** DATASET ENTRIES **
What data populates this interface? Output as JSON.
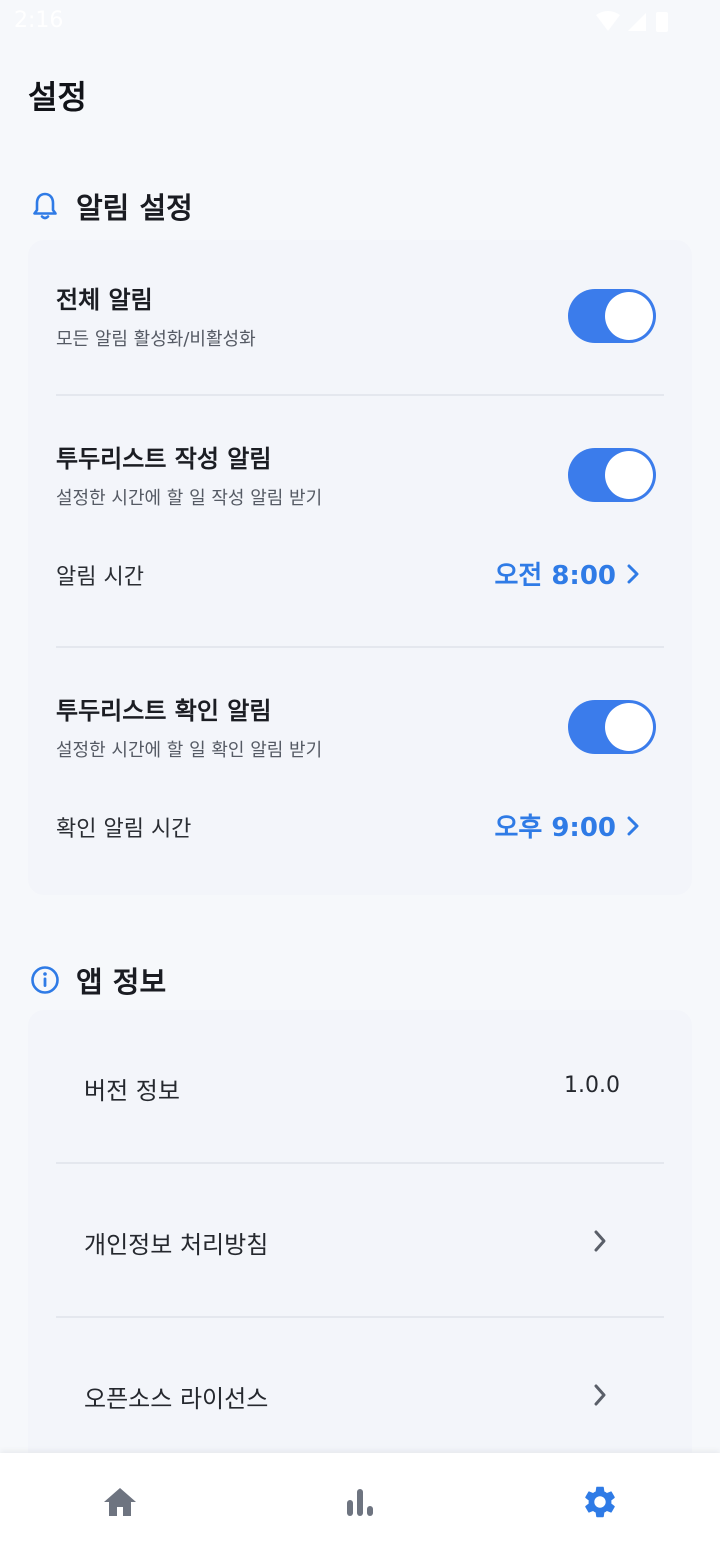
{
  "status_bar": {
    "time": "2:16"
  },
  "page": {
    "title": "설정"
  },
  "notifications": {
    "section_title": "알림 설정",
    "all": {
      "title": "전체 알림",
      "subtitle": "모든 알림 활성화/비활성화",
      "enabled": true
    },
    "todo_write": {
      "title": "투두리스트 작성 알림",
      "subtitle": "설정한 시간에 할 일 작성 알림 받기",
      "enabled": true,
      "time_label": "알림 시간",
      "time_value": "오전 8:00"
    },
    "todo_check": {
      "title": "투두리스트 확인 알림",
      "subtitle": "설정한 시간에 할 일 확인 알림 받기",
      "enabled": true,
      "time_label": "확인 알림 시간",
      "time_value": "오후 9:00"
    }
  },
  "app_info": {
    "section_title": "앱 정보",
    "version": {
      "label": "버전 정보",
      "value": "1.0.0"
    },
    "privacy": {
      "label": "개인정보 처리방침"
    },
    "licenses": {
      "label": "오픈소스 라이선스"
    }
  },
  "bottom_nav": {
    "items": [
      {
        "name": "home",
        "icon": "home-icon",
        "active": false
      },
      {
        "name": "stats",
        "icon": "bar-chart-icon",
        "active": false
      },
      {
        "name": "settings",
        "icon": "gear-icon",
        "active": true
      }
    ]
  },
  "colors": {
    "accent": "#3B7CEB",
    "link": "#2F7BE6",
    "background": "#F6F8FB",
    "inactive_icon": "#6E7480"
  }
}
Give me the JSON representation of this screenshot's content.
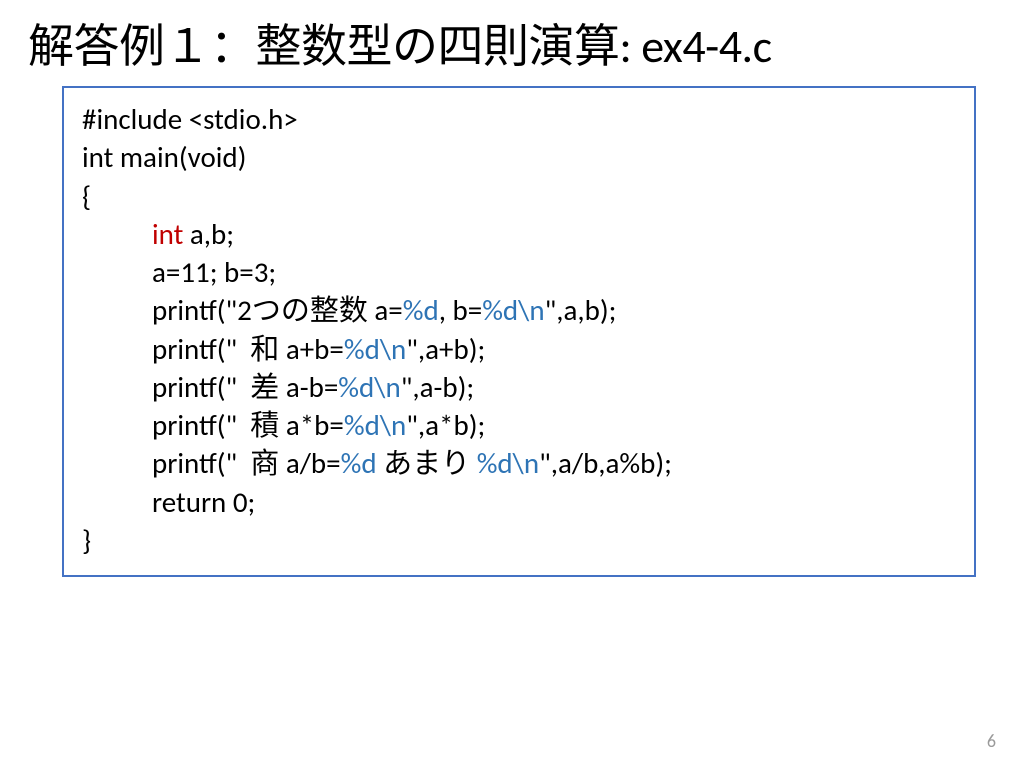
{
  "title": "解答例１：整数型の四則演算: ex4-4.c",
  "code": {
    "l1": "#include <stdio.h>",
    "l2": "",
    "l3": "int main(void)",
    "l4": "{",
    "l5_a": "int",
    "l5_b": " a,b;",
    "l6": "a=11; b=3;",
    "l7": "",
    "l8_a": "printf(\"2",
    "l8_b": "つの整数",
    "l8_c": " a=",
    "l8_d": "%d",
    "l8_e": ", b=",
    "l8_f": "%d\\n",
    "l8_g": "\",a,b);",
    "l9_a": "printf(\"  ",
    "l9_b": "和",
    "l9_c": " a+b=",
    "l9_d": "%d\\n",
    "l9_e": "\",a+b);",
    "l10_a": "printf(\"  ",
    "l10_b": "差",
    "l10_c": " a-b=",
    "l10_d": "%d\\n",
    "l10_e": "\",a-b);",
    "l11_a": "printf(\"  ",
    "l11_b": "積",
    "l11_c": " a*b=",
    "l11_d": "%d\\n",
    "l11_e": "\",a*b);",
    "l12_a": "printf(\"  ",
    "l12_b": "商",
    "l12_c": " a/b=",
    "l12_d": "%d",
    "l12_e": " あまり ",
    "l12_f": "%d\\n",
    "l12_g": "\",a/b,a%b);",
    "l13": "return 0;",
    "l14": "}"
  },
  "page_number": "6"
}
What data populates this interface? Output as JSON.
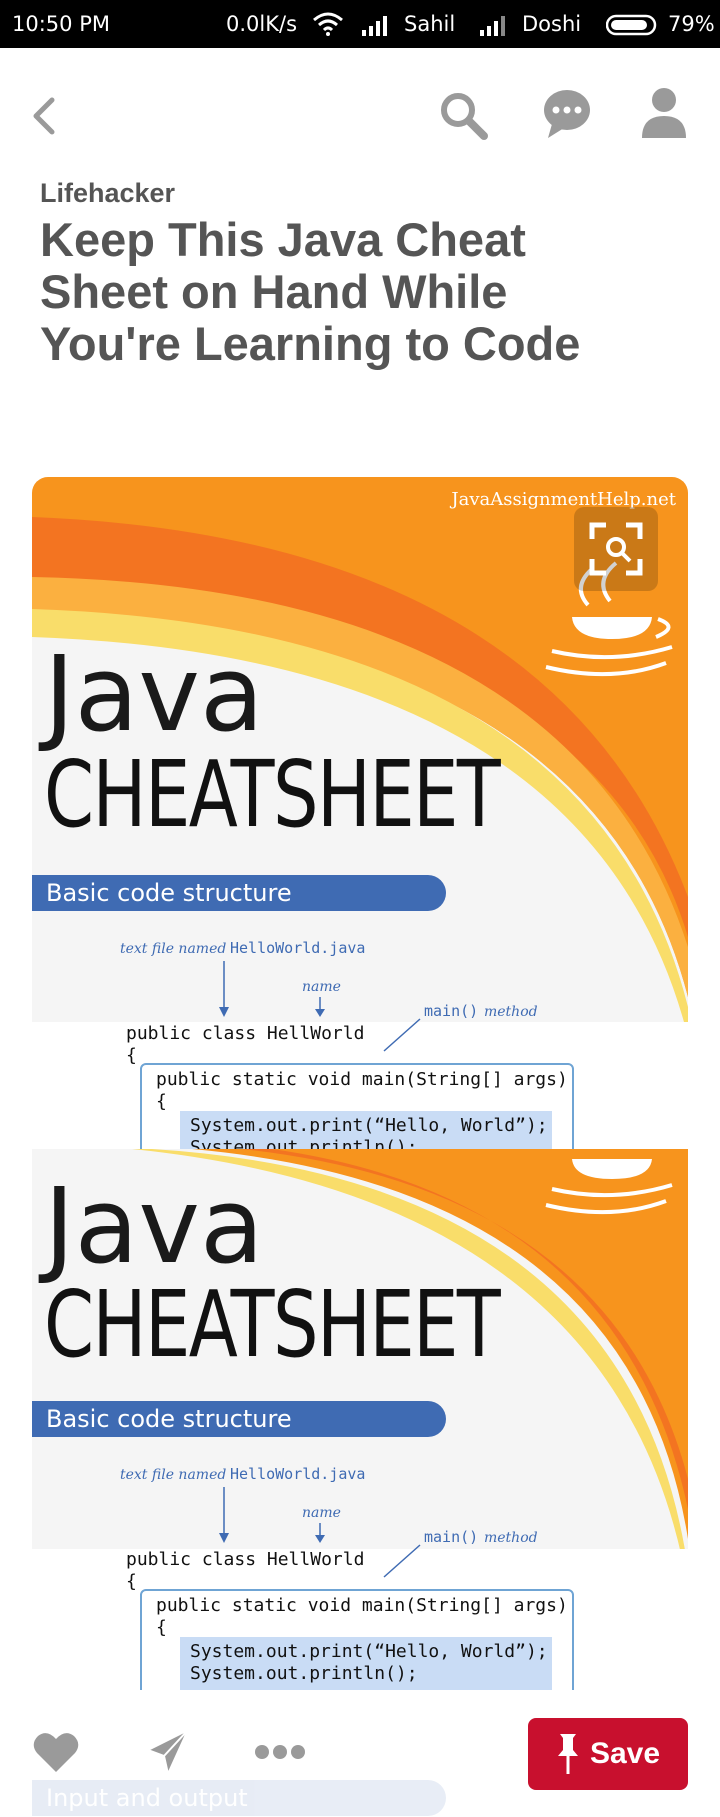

** TASK DETAILS **
Set down the complete material exactly, but do not include the images.

** CORRECT OUTPUT **
What data populates this interface? Output as JSON.
{
  "status_bar": {
    "time": "2:16"
  },
  "page": {
    "title": "설정"
  },
  "notifications": {
    "section_title": "알림 설정",
    "all": {
      "title": "전체 알림",
      "subtitle": "모든 알림 활성화/비활성화",
      "enabled": true
    },
    "todo_write": {
      "title": "투두리스트 작성 알림",
      "subtitle": "설정한 시간에 할 일 작성 알림 받기",
      "enabled": true,
      "time_label": "알림 시간",
      "time_value": "오전 8:00"
    },
    "todo_check": {
      "title": "투두리스트 확인 알림",
      "subtitle": "설정한 시간에 할 일 확인 알림 받기",
      "enabled": true,
      "time_label": "확인 알림 시간",
      "time_value": "오후 9:00"
    }
  },
  "app_info": {
    "section_title": "앱 정보",
    "version": {
      "label": "버전 정보",
      "value": "1.0.0"
    },
    "privacy": {
      "label": "개인정보 처리방침"
    },
    "licenses": {
      "label": "오픈소스 라이선스"
    }
  },
  "bottom_nav": {
    "items": [
      {
        "name": "home",
        "icon": "home-icon",
        "active": false
      },
      {
        "name": "stats",
        "icon": "bar-chart-icon",
        "active": false
      },
      {
        "name": "settings",
        "icon": "gear-icon",
        "active": true
      }
    ]
  },
  "colors": {
    "accent": "#3B7CEB",
    "link": "#2F7BE6",
    "background": "#F6F8FB",
    "inactive_icon": "#6E7480"
  }
}
Give me the JSON representation of this screenshot's content.
{
  "title": "解答例１：整数型の四則演算: ex4-4.c",
  "code": {
    "l1": "#include <stdio.h>",
    "l2": "",
    "l3": "int main(void)",
    "l4": "{",
    "l5_a": "int",
    "l5_b": " a,b;",
    "l6": "a=11; b=3;",
    "l7": "",
    "l8_a": "printf(\"2",
    "l8_b": "つの整数",
    "l8_c": " a=",
    "l8_d": "%d",
    "l8_e": ", b=",
    "l8_f": "%d\\n",
    "l8_g": "\",a,b);",
    "l9_a": "printf(\"  ",
    "l9_b": "和",
    "l9_c": " a+b=",
    "l9_d": "%d\\n",
    "l9_e": "\",a+b);",
    "l10_a": "printf(\"  ",
    "l10_b": "差",
    "l10_c": " a-b=",
    "l10_d": "%d\\n",
    "l10_e": "\",a-b);",
    "l11_a": "printf(\"  ",
    "l11_b": "積",
    "l11_c": " a*b=",
    "l11_d": "%d\\n",
    "l11_e": "\",a*b);",
    "l12_a": "printf(\"  ",
    "l12_b": "商",
    "l12_c": " a/b=",
    "l12_d": "%d",
    "l12_e": " あまり ",
    "l12_f": "%d\\n",
    "l12_g": "\",a/b,a%b);",
    "l13": "return 0;",
    "l14": "}"
  },
  "page_number": "6"
}
What data populates this interface? Output as JSON.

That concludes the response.